Collected data entries:
—————

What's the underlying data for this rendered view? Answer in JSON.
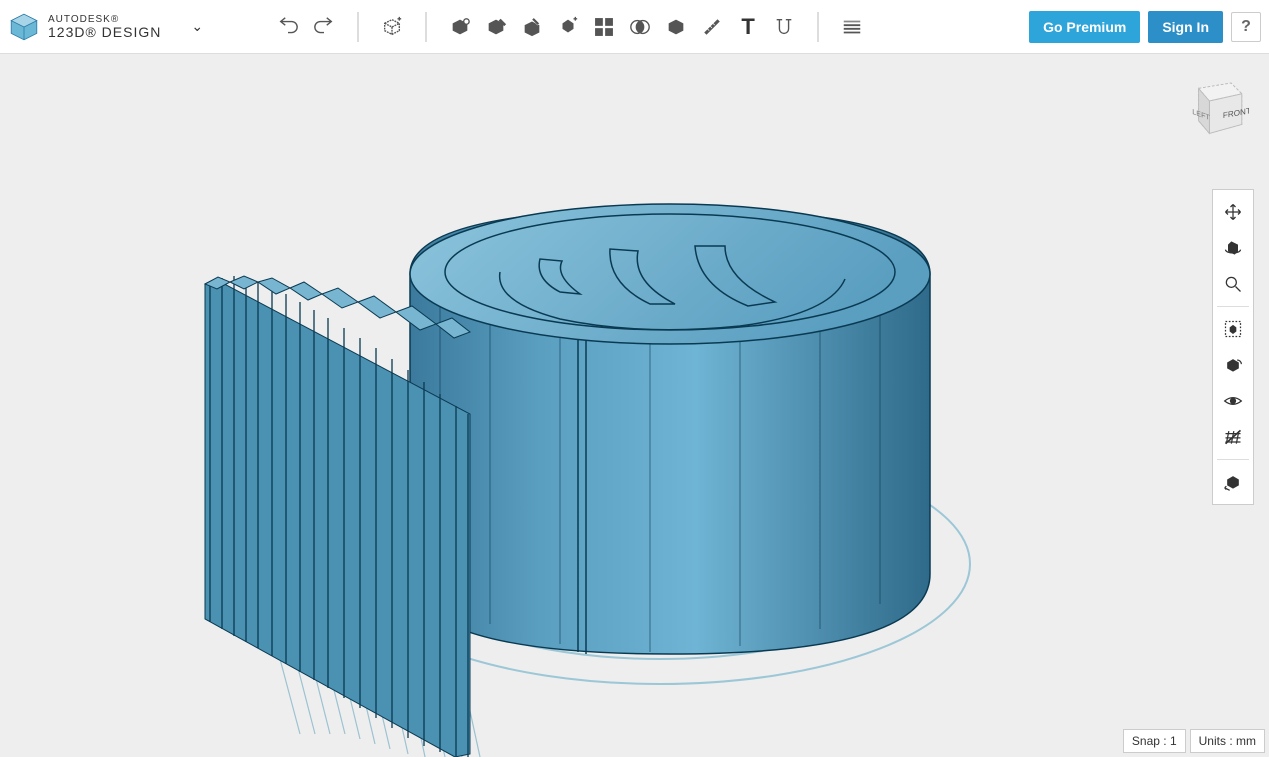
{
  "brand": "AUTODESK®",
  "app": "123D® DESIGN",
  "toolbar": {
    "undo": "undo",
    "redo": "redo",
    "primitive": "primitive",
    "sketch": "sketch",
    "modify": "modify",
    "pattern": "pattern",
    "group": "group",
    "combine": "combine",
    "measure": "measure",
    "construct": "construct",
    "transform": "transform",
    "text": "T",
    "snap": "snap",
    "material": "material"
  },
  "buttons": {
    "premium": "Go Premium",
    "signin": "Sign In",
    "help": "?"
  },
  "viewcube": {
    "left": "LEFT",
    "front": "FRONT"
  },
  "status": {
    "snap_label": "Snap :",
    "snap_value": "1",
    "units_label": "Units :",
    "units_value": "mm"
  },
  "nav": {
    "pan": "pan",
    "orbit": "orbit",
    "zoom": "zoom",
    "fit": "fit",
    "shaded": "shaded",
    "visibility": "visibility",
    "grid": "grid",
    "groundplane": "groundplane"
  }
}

—————

BRIEF: Copy each line above precisely, dropping the pictures.

ANSWER TO THIS EXERCISE:
What's the underlying data for this rendered view? Answer in JSON.
{
  "brand": "AUTODESK®",
  "app": "123D® DESIGN",
  "toolbar": {
    "undo": "undo",
    "redo": "redo",
    "primitive": "primitive",
    "sketch": "sketch",
    "modify": "modify",
    "pattern": "pattern",
    "group": "group",
    "combine": "combine",
    "measure": "measure",
    "construct": "construct",
    "transform": "transform",
    "text": "T",
    "snap": "snap",
    "material": "material"
  },
  "buttons": {
    "premium": "Go Premium",
    "signin": "Sign In",
    "help": "?"
  },
  "viewcube": {
    "left": "LEFT",
    "front": "FRONT"
  },
  "status": {
    "snap_label": "Snap :",
    "snap_value": "1",
    "units_label": "Units :",
    "units_value": "mm"
  },
  "nav": {
    "pan": "pan",
    "orbit": "orbit",
    "zoom": "zoom",
    "fit": "fit",
    "shaded": "shaded",
    "visibility": "visibility",
    "grid": "grid",
    "groundplane": "groundplane"
  }
}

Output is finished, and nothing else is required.